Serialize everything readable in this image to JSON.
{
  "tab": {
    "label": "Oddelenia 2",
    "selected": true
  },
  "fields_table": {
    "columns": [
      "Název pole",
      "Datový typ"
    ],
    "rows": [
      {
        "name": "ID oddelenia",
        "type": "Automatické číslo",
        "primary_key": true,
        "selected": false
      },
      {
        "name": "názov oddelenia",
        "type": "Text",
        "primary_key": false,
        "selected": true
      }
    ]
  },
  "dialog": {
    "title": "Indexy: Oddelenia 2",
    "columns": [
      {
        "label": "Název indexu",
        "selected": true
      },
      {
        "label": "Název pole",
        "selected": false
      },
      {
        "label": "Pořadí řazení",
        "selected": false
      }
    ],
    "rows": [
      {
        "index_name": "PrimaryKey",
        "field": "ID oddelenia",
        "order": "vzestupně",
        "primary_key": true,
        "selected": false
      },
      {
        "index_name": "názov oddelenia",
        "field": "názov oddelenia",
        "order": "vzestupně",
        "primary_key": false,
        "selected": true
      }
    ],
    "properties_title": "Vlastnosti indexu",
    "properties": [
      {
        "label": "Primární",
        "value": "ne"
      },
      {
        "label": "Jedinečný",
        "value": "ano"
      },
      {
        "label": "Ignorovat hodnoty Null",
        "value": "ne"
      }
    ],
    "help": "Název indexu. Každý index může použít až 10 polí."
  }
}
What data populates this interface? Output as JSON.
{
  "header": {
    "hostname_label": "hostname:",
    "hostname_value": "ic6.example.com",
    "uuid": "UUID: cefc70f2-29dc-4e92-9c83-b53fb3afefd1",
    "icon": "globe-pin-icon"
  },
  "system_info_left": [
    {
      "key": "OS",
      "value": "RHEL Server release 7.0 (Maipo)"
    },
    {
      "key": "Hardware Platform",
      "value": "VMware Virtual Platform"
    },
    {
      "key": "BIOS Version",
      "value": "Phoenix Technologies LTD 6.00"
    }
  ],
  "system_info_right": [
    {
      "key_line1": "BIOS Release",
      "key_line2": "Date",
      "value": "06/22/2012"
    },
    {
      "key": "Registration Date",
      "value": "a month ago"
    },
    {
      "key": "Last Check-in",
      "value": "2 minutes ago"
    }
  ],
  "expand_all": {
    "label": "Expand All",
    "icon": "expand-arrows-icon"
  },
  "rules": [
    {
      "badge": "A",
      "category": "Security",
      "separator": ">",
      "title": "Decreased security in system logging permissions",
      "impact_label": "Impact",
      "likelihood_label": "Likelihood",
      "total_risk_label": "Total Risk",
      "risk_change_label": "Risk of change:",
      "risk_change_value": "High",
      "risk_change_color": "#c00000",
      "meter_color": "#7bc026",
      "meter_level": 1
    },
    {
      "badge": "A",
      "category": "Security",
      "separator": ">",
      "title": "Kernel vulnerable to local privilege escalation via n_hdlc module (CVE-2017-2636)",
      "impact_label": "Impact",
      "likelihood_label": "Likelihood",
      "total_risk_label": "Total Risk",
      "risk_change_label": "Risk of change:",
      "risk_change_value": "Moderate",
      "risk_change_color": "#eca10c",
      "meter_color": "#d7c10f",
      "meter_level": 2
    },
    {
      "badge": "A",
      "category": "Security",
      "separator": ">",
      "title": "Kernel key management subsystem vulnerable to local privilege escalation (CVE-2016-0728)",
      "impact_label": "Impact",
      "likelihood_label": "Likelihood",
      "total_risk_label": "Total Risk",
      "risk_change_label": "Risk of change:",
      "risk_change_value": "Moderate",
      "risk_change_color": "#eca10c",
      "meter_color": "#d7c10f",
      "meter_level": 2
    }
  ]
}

++++

Set all of the records down again, exactly as they stand.

# [REPLY TO THE TASK]
Serialize everything readable in this image to JSON.
{
  "tab": {
    "label": "Oddelenia 2",
    "selected": true
  },
  "fields_table": {
    "columns": [
      "Název pole",
      "Datový typ"
    ],
    "rows": [
      {
        "name": "ID oddelenia",
        "type": "Automatické číslo",
        "primary_key": true,
        "selected": false
      },
      {
        "name": "názov oddelenia",
        "type": "Text",
        "primary_key": false,
        "selected": true
      }
    ]
  },
  "dialog": {
    "title": "Indexy: Oddelenia 2",
    "columns": [
      {
        "label": "Název indexu",
        "selected": true
      },
      {
        "label": "Název pole",
        "selected": false
      },
      {
        "label": "Pořadí řazení",
        "selected": false
      }
    ],
    "rows": [
      {
        "index_name": "PrimaryKey",
        "field": "ID oddelenia",
        "order": "vzestupně",
        "primary_key": true,
        "selected": false
      },
      {
        "index_name": "názov oddelenia",
        "field": "názov oddelenia",
        "order": "vzestupně",
        "primary_key": false,
        "selected": true
      }
    ],
    "properties_title": "Vlastnosti indexu",
    "properties": [
      {
        "label": "Primární",
        "value": "ne"
      },
      {
        "label": "Jedinečný",
        "value": "ano"
      },
      {
        "label": "Ignorovat hodnoty Null",
        "value": "ne"
      }
    ],
    "help": "Název indexu. Každý index může použít až 10 polí."
  }
}
What data populates this interface? Output as JSON.
{
  "header": {
    "hostname_label": "hostname:",
    "hostname_value": "ic6.example.com",
    "uuid": "UUID: cefc70f2-29dc-4e92-9c83-b53fb3afefd1",
    "icon": "globe-pin-icon"
  },
  "system_info_left": [
    {
      "key": "OS",
      "value": "RHEL Server release 7.0 (Maipo)"
    },
    {
      "key": "Hardware Platform",
      "value": "VMware Virtual Platform"
    },
    {
      "key": "BIOS Version",
      "value": "Phoenix Technologies LTD 6.00"
    }
  ],
  "system_info_right": [
    {
      "key_line1": "BIOS Release",
      "key_line2": "Date",
      "value": "06/22/2012"
    },
    {
      "key": "Registration Date",
      "value": "a month ago"
    },
    {
      "key": "Last Check-in",
      "value": "2 minutes ago"
    }
  ],
  "expand_all": {
    "label": "Expand All",
    "icon": "expand-arrows-icon"
  },
  "rules": [
    {
      "badge": "A",
      "category": "Security",
      "separator": ">",
      "title": "Decreased security in system logging permissions",
      "impact_label": "Impact",
      "likelihood_label": "Likelihood",
      "total_risk_label": "Total Risk",
      "risk_change_label": "Risk of change:",
      "risk_change_value": "High",
      "risk_change_color": "#c00000",
      "meter_color": "#7bc026",
      "meter_level": 1
    },
    {
      "badge": "A",
      "category": "Security",
      "separator": ">",
      "title": "Kernel vulnerable to local privilege escalation via n_hdlc module (CVE-2017-2636)",
      "impact_label": "Impact",
      "likelihood_label": "Likelihood",
      "total_risk_label": "Total Risk",
      "risk_change_label": "Risk of change:",
      "risk_change_value": "Moderate",
      "risk_change_color": "#eca10c",
      "meter_color": "#d7c10f",
      "meter_level": 2
    },
    {
      "badge": "A",
      "category": "Security",
      "separator": ">",
      "title": "Kernel key management subsystem vulnerable to local privilege escalation (CVE-2016-0728)",
      "impact_label": "Impact",
      "likelihood_label": "Likelihood",
      "total_risk_label": "Total Risk",
      "risk_change_label": "Risk of change:",
      "risk_change_value": "Moderate",
      "risk_change_color": "#eca10c",
      "meter_color": "#d7c10f",
      "meter_level": 2
    }
  ]
}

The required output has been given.